- _TRAVAIL DEMANDÉ_
Restituez mot pour mot le passage de la présentation de la pièce Le corps de mon père qui va de « Ce père est » à « sillon après sillon. », ces deux bornes comprises.

- _EXTRAIT FOURNI_

'''

LE CORPS DE MON PÈRE
Théâtre Essaïon
6, rue Pierre-au-Lard
75004 Paris
Tél 01 42 78 46 42
Jusqu’au au 25 février 2017
du jeudi au samedi à 19h45
Crédit photo © Frédérique Toulet
« D’abord, l’odeur grimpait l’escalier, et c’est elle qui me réveillait dans mon lit : le café noir, cuit et recuit, aux effluves de caramel brûlé pour la raison qu’il chauffait en permanence sur la fonte de la cuisinière à bois. Mon père nourrissait le fourneau avec des bûchettes et des rondins qu’il fendait dans la cave, le soir. J’entendais les coups sourds qui venaient de derrière les murs, étouffés, réguliers, cadencés. » Extrait
Poème d’amour d’un fils pour un père. Poème de pudeur, de non-dit, d’évitement dans une relation faite de silence. De ce silence que l’on sait chez certains hommes ou certaines femmes qui préfèrent la contemplation au bruit, le tu au dit, les gestes aux mots. Parce que la fatigue est là, la journée rude, le travail qui brise le dos.
Ce père est ouvrier agricole dans les années 60, employé dans différentes exploitations qui portent si bien leurs noms : exploitations. Un père fier, fort, humain pour qui chaque jour consiste à gagner juste de quoi faire vivre sa famille. Donnant toutes ses forces dans les champs, sur les tracteurs, à respirer les poussières du moissonnage ou à retourner les hectares sillon après sillon.

'''

Entrées de données
'''

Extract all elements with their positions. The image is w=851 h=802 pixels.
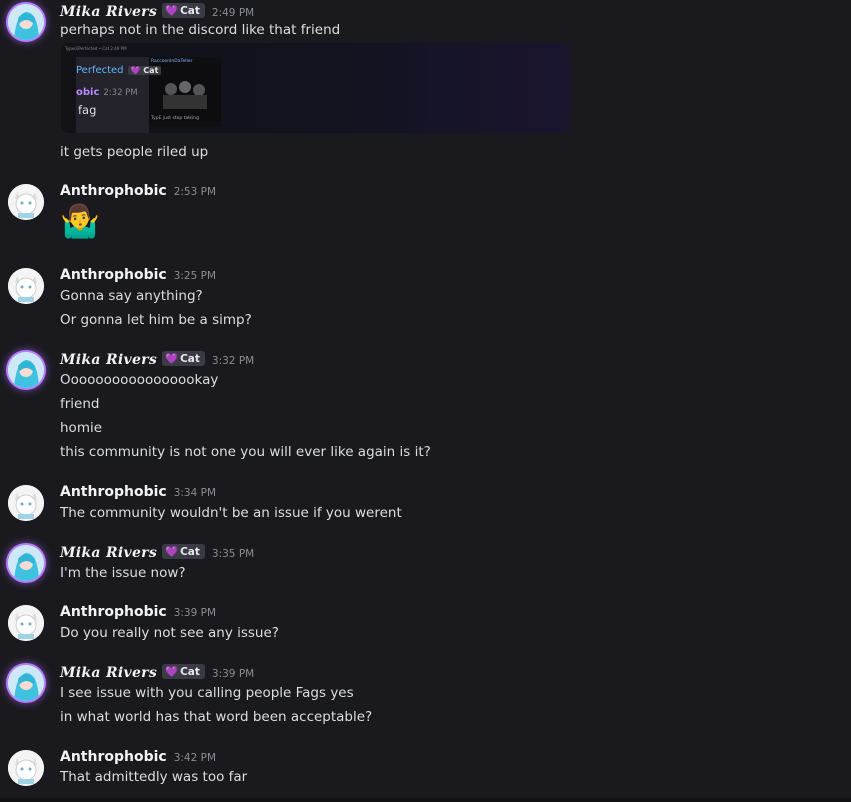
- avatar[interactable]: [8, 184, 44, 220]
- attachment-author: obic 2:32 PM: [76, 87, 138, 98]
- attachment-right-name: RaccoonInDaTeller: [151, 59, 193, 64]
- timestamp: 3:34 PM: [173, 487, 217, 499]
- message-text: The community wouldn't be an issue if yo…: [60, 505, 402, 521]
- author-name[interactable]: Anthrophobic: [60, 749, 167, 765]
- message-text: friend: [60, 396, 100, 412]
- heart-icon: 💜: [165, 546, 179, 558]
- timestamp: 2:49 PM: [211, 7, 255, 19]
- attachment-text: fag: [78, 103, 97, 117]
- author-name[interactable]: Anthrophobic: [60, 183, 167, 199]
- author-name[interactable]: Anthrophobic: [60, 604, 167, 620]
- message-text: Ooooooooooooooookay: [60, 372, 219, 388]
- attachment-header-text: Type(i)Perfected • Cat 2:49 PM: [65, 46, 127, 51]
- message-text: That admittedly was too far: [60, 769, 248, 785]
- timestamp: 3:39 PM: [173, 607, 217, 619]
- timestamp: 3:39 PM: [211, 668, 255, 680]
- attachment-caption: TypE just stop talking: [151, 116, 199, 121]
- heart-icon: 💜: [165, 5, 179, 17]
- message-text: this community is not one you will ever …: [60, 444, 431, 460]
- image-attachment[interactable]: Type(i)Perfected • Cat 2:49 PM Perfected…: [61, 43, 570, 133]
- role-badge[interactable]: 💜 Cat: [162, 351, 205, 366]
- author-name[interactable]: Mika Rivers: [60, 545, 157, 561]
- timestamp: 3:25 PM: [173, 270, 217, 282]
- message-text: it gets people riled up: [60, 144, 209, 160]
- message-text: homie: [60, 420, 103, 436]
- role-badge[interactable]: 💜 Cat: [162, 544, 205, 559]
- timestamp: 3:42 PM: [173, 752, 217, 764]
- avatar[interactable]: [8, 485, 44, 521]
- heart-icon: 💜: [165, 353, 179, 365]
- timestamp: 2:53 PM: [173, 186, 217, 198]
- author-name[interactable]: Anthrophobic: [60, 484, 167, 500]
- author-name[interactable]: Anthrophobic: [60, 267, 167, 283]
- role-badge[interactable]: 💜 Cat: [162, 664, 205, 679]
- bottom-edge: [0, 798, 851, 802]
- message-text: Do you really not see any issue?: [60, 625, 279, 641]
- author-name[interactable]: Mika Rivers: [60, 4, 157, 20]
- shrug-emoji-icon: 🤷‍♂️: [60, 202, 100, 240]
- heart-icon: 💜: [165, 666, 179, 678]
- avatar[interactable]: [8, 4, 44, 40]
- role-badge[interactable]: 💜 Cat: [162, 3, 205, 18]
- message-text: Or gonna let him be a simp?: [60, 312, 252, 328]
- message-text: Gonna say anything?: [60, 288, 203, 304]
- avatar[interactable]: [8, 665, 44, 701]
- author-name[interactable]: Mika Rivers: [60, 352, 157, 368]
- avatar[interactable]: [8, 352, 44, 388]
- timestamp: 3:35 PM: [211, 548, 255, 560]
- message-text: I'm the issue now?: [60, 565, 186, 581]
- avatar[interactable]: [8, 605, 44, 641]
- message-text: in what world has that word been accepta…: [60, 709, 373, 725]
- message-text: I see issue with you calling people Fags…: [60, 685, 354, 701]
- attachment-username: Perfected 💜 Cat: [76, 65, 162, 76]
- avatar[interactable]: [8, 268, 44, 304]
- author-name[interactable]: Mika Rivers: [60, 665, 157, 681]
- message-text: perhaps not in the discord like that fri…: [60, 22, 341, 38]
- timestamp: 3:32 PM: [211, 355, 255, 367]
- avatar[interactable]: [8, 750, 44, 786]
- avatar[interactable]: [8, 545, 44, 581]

'''

- _RÉSULTAT DE L'EXERCICE_
Ce père est ouvrier agricole dans les années 60, employé dans différentes exploitations qui portent si bien leurs noms : exploitations. Un père fier, fort, humain pour qui chaque jour consiste à gagner juste de quoi faire vivre sa famille. Donnant toutes ses forces dans les champs, sur les tracteurs, à respirer les poussières du moissonnage ou à retourner les hectares sillon après sillon.